_WRITTEN PROBLEM_
Leaving out the pictures, transcribe all of the records faithfully.

_SUPPLIED ENTRIES_
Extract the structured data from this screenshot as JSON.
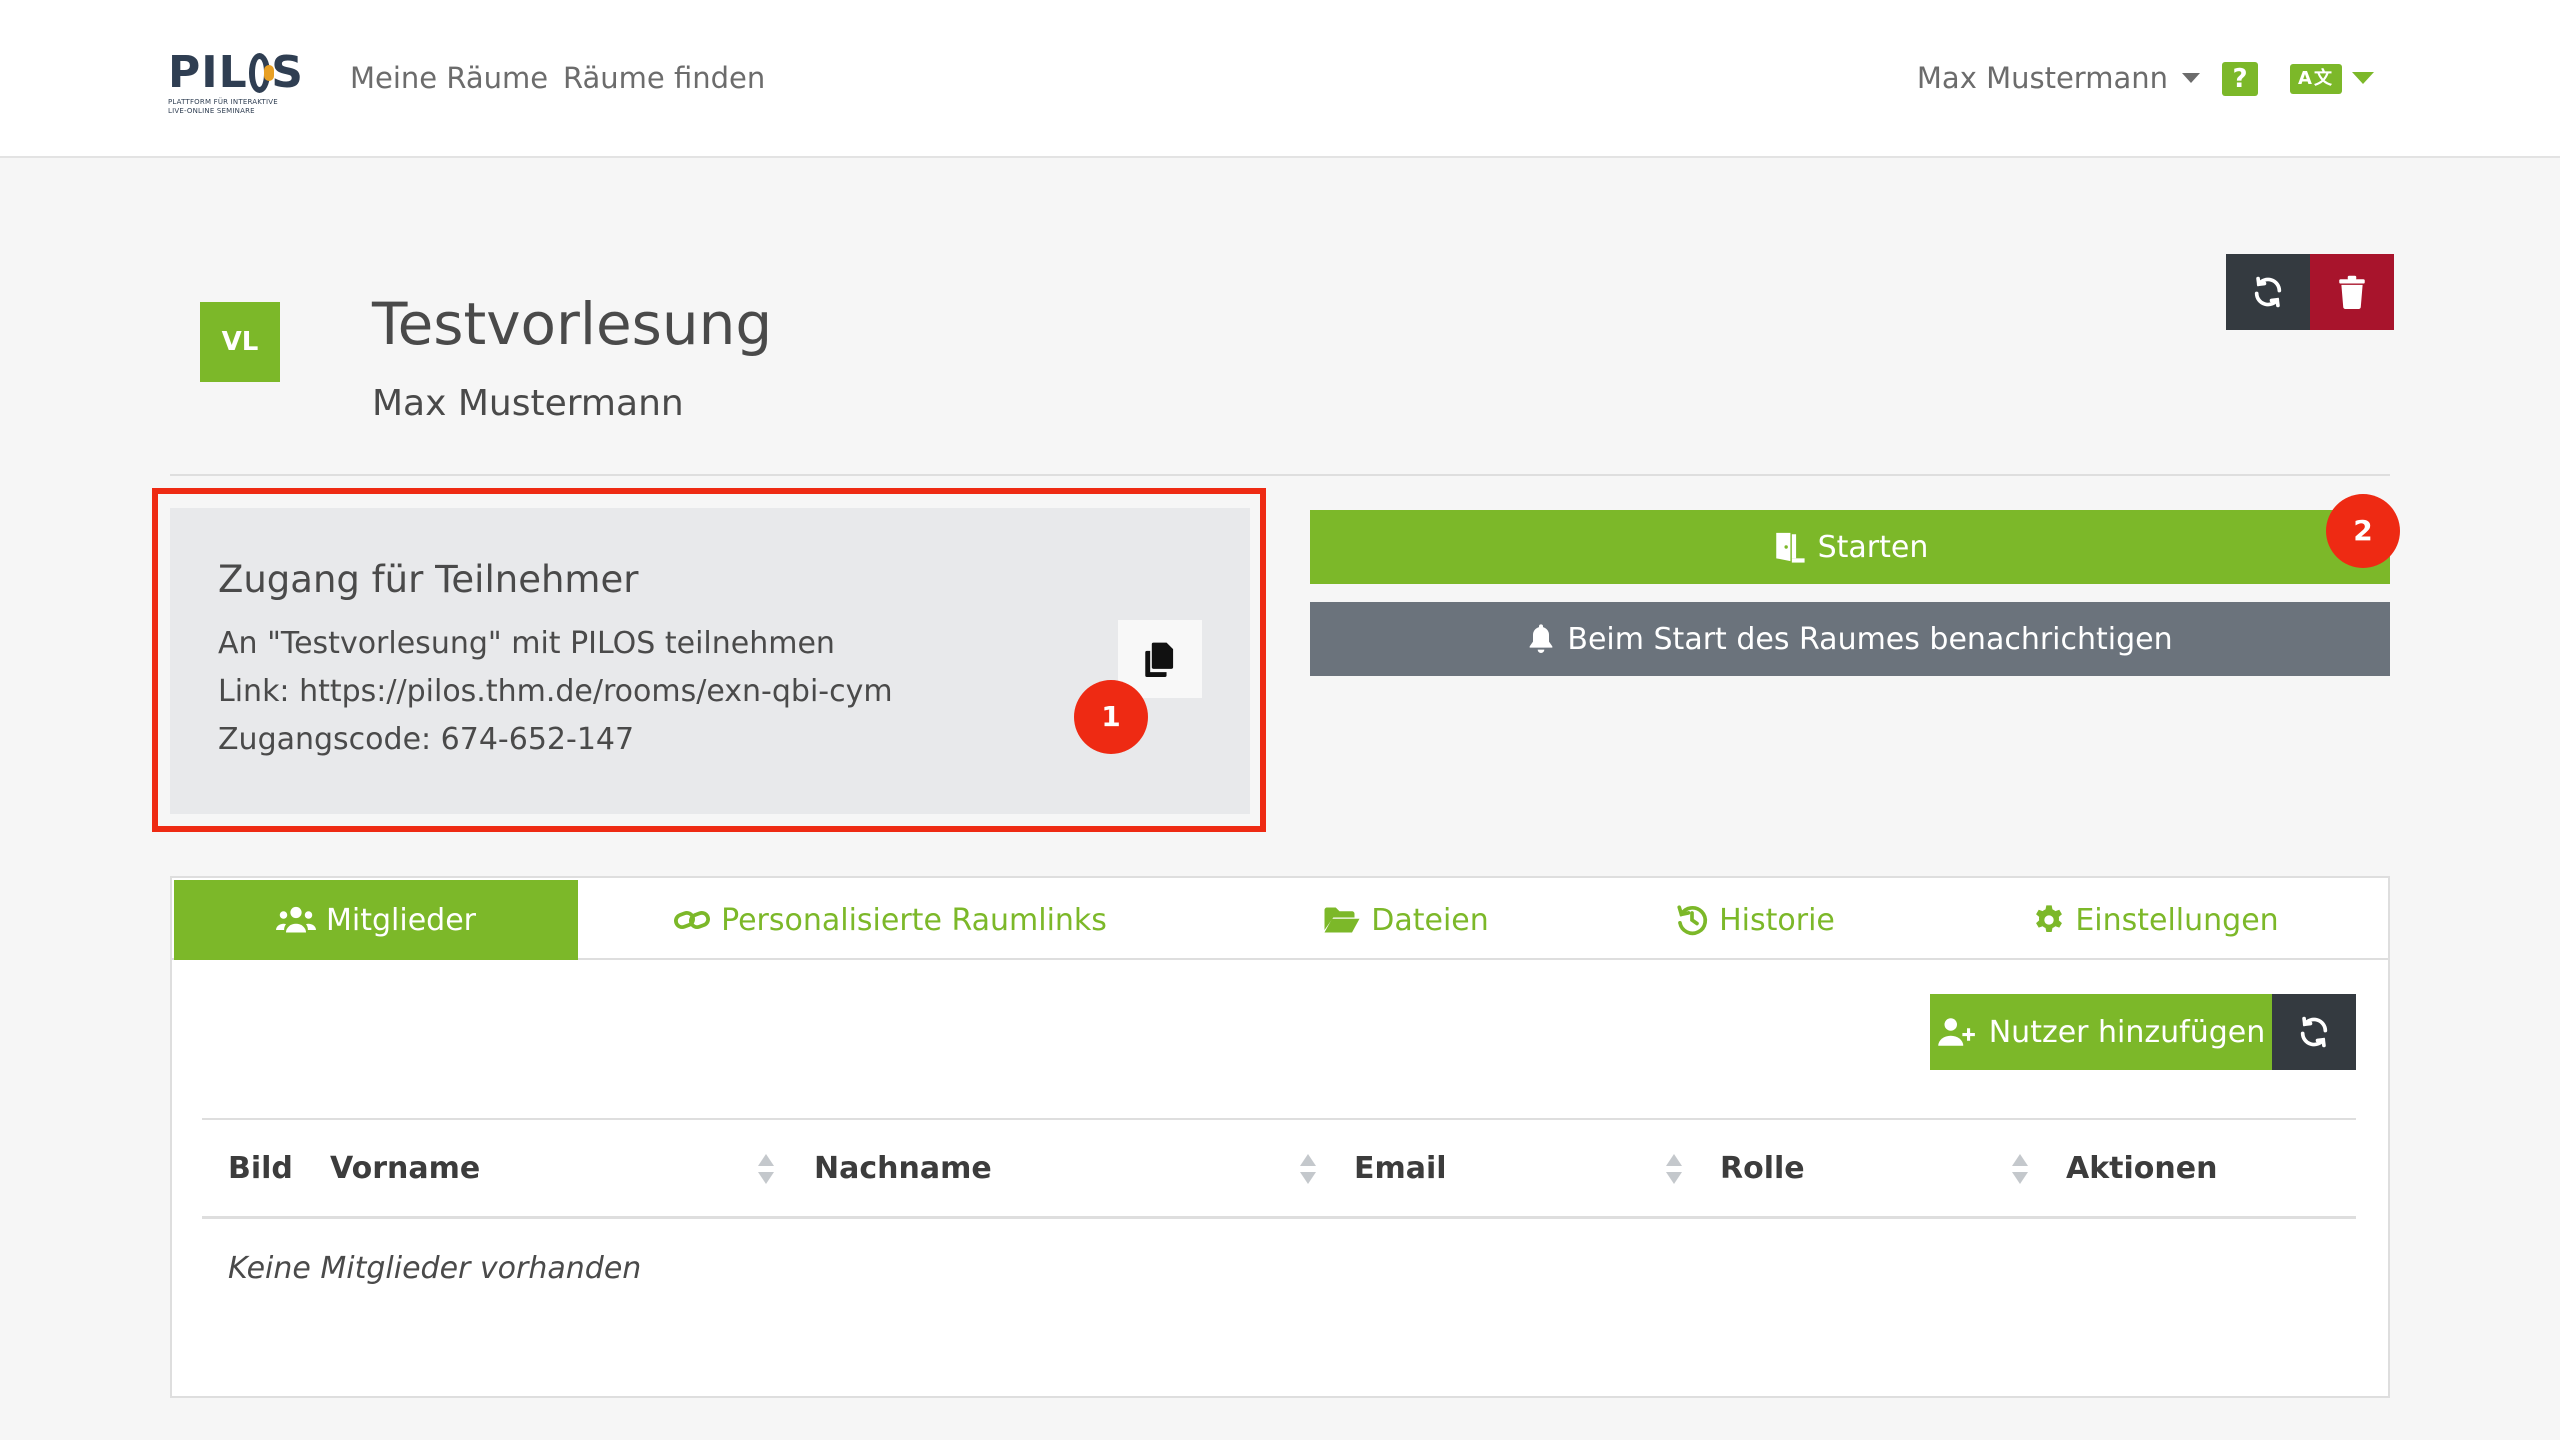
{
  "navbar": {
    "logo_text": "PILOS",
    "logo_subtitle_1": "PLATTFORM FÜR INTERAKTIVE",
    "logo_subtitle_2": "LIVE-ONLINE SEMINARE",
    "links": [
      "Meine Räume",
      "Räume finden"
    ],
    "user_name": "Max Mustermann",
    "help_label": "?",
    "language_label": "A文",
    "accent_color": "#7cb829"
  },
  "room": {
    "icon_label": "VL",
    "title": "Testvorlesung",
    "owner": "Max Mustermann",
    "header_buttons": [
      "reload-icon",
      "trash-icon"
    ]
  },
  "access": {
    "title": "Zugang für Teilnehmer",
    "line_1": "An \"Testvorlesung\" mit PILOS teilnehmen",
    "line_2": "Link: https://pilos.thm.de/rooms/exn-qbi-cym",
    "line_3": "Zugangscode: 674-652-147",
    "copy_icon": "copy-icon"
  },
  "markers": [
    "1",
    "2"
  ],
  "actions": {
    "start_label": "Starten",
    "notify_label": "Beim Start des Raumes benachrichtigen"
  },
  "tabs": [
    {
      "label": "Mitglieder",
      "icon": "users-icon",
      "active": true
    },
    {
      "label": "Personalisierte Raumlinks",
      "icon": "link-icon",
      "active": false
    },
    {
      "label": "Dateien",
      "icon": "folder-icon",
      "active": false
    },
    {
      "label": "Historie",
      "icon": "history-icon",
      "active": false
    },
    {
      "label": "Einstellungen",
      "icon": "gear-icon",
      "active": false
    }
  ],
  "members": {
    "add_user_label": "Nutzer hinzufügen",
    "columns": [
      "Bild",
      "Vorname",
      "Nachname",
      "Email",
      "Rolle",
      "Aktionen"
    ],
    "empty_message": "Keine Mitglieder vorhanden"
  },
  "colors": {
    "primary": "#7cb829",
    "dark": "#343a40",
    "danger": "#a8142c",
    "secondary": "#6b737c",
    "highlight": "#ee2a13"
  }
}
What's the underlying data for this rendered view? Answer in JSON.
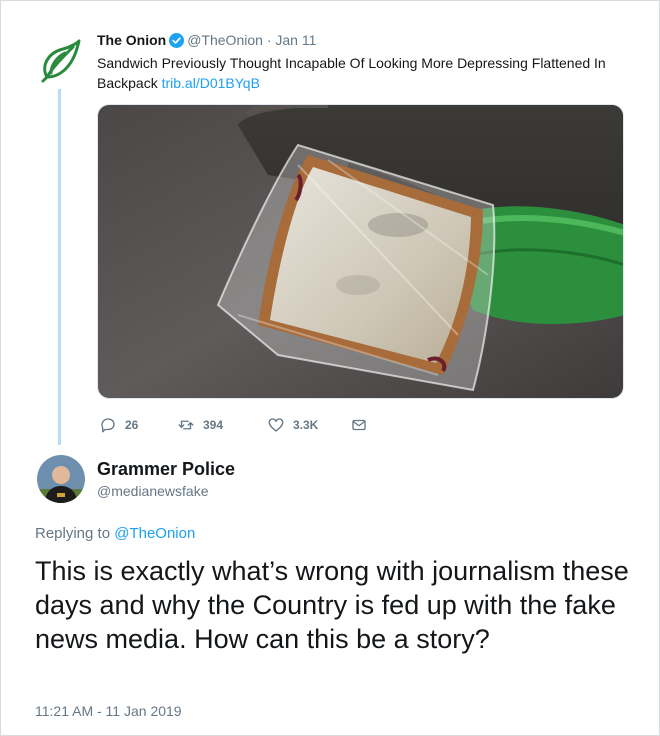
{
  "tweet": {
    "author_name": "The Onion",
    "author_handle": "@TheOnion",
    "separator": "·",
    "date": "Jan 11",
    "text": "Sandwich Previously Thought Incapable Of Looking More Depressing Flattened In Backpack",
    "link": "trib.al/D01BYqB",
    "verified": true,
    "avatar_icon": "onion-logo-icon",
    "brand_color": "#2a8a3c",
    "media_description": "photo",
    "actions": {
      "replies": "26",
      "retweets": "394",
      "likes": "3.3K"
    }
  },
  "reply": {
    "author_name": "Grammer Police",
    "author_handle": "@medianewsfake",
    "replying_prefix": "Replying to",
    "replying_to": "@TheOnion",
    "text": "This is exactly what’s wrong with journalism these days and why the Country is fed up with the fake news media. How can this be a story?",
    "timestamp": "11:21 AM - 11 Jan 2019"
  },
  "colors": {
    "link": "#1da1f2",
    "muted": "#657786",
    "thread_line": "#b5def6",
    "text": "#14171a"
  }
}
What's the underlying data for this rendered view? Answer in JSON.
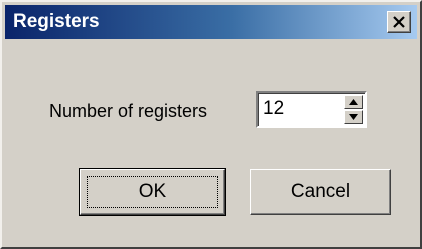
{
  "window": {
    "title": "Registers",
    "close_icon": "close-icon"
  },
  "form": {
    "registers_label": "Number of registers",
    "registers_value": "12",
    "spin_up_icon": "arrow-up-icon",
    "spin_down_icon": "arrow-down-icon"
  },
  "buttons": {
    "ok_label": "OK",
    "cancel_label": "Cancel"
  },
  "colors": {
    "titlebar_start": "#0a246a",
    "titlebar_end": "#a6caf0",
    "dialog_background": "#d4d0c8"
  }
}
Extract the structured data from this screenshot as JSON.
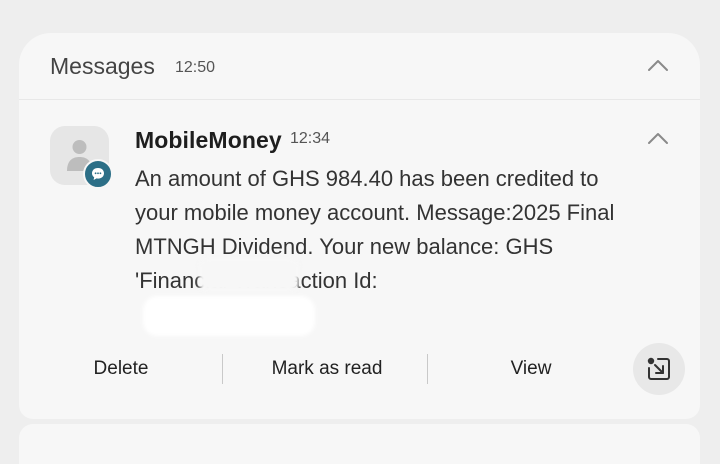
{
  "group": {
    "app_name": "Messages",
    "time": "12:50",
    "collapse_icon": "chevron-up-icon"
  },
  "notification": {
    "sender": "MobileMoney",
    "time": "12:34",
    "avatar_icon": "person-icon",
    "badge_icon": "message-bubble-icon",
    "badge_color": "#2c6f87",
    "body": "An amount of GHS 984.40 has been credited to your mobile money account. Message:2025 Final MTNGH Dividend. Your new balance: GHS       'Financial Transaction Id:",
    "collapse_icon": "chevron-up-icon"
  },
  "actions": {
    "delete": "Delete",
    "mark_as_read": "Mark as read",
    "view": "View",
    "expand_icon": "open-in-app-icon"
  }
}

_THE RESPONSE_
Extract the structured data from this screenshot as JSON.
{
  "navbar": {
    "logo_text": "PILOS",
    "logo_subtitle_1": "PLATTFORM FÜR INTERAKTIVE",
    "logo_subtitle_2": "LIVE-ONLINE SEMINARE",
    "links": [
      "Meine Räume",
      "Räume finden"
    ],
    "user_name": "Max Mustermann",
    "help_label": "?",
    "language_label": "A文",
    "accent_color": "#7cb829"
  },
  "room": {
    "icon_label": "VL",
    "title": "Testvorlesung",
    "owner": "Max Mustermann",
    "header_buttons": [
      "reload-icon",
      "trash-icon"
    ]
  },
  "access": {
    "title": "Zugang für Teilnehmer",
    "line_1": "An \"Testvorlesung\" mit PILOS teilnehmen",
    "line_2": "Link: https://pilos.thm.de/rooms/exn-qbi-cym",
    "line_3": "Zugangscode: 674-652-147",
    "copy_icon": "copy-icon"
  },
  "markers": [
    "1",
    "2"
  ],
  "actions": {
    "start_label": "Starten",
    "notify_label": "Beim Start des Raumes benachrichtigen"
  },
  "tabs": [
    {
      "label": "Mitglieder",
      "icon": "users-icon",
      "active": true
    },
    {
      "label": "Personalisierte Raumlinks",
      "icon": "link-icon",
      "active": false
    },
    {
      "label": "Dateien",
      "icon": "folder-icon",
      "active": false
    },
    {
      "label": "Historie",
      "icon": "history-icon",
      "active": false
    },
    {
      "label": "Einstellungen",
      "icon": "gear-icon",
      "active": false
    }
  ],
  "members": {
    "add_user_label": "Nutzer hinzufügen",
    "columns": [
      "Bild",
      "Vorname",
      "Nachname",
      "Email",
      "Rolle",
      "Aktionen"
    ],
    "empty_message": "Keine Mitglieder vorhanden"
  },
  "colors": {
    "primary": "#7cb829",
    "dark": "#343a40",
    "danger": "#a8142c",
    "secondary": "#6b737c",
    "highlight": "#ee2a13"
  }
}
What's the underlying data for this rendered view? Answer in JSON.
{
  "tweet": {
    "author_name": "The Onion",
    "author_handle": "@TheOnion",
    "separator": "·",
    "date": "Jan 11",
    "text": "Sandwich Previously Thought Incapable Of Looking More Depressing Flattened In Backpack",
    "link": "trib.al/D01BYqB",
    "verified": true,
    "avatar_icon": "onion-logo-icon",
    "brand_color": "#2a8a3c",
    "media_description": "photo",
    "actions": {
      "replies": "26",
      "retweets": "394",
      "likes": "3.3K"
    }
  },
  "reply": {
    "author_name": "Grammer Police",
    "author_handle": "@medianewsfake",
    "replying_prefix": "Replying to",
    "replying_to": "@TheOnion",
    "text": "This is exactly what’s wrong with journalism these days and why the Country is fed up with the fake news media. How can this be a story?",
    "timestamp": "11:21 AM - 11 Jan 2019"
  },
  "colors": {
    "link": "#1da1f2",
    "muted": "#657786",
    "thread_line": "#b5def6",
    "text": "#14171a"
  }
}
What's the underlying data for this rendered view? Answer in JSON.
{
  "window": {
    "title": "Registers",
    "close_icon": "close-icon"
  },
  "form": {
    "registers_label": "Number of registers",
    "registers_value": "12",
    "spin_up_icon": "arrow-up-icon",
    "spin_down_icon": "arrow-down-icon"
  },
  "buttons": {
    "ok_label": "OK",
    "cancel_label": "Cancel"
  },
  "colors": {
    "titlebar_start": "#0a246a",
    "titlebar_end": "#a6caf0",
    "dialog_background": "#d4d0c8"
  }
}
Extract the structured data from this screenshot as JSON.
{
  "group": {
    "app_name": "Messages",
    "time": "12:50",
    "collapse_icon": "chevron-up-icon"
  },
  "notification": {
    "sender": "MobileMoney",
    "time": "12:34",
    "avatar_icon": "person-icon",
    "badge_icon": "message-bubble-icon",
    "badge_color": "#2c6f87",
    "body": "An amount of GHS 984.40 has been credited to your mobile money account. Message:2025 Final MTNGH Dividend. Your new balance: GHS       'Financial Transaction Id:",
    "collapse_icon": "chevron-up-icon"
  },
  "actions": {
    "delete": "Delete",
    "mark_as_read": "Mark as read",
    "view": "View",
    "expand_icon": "open-in-app-icon"
  }
}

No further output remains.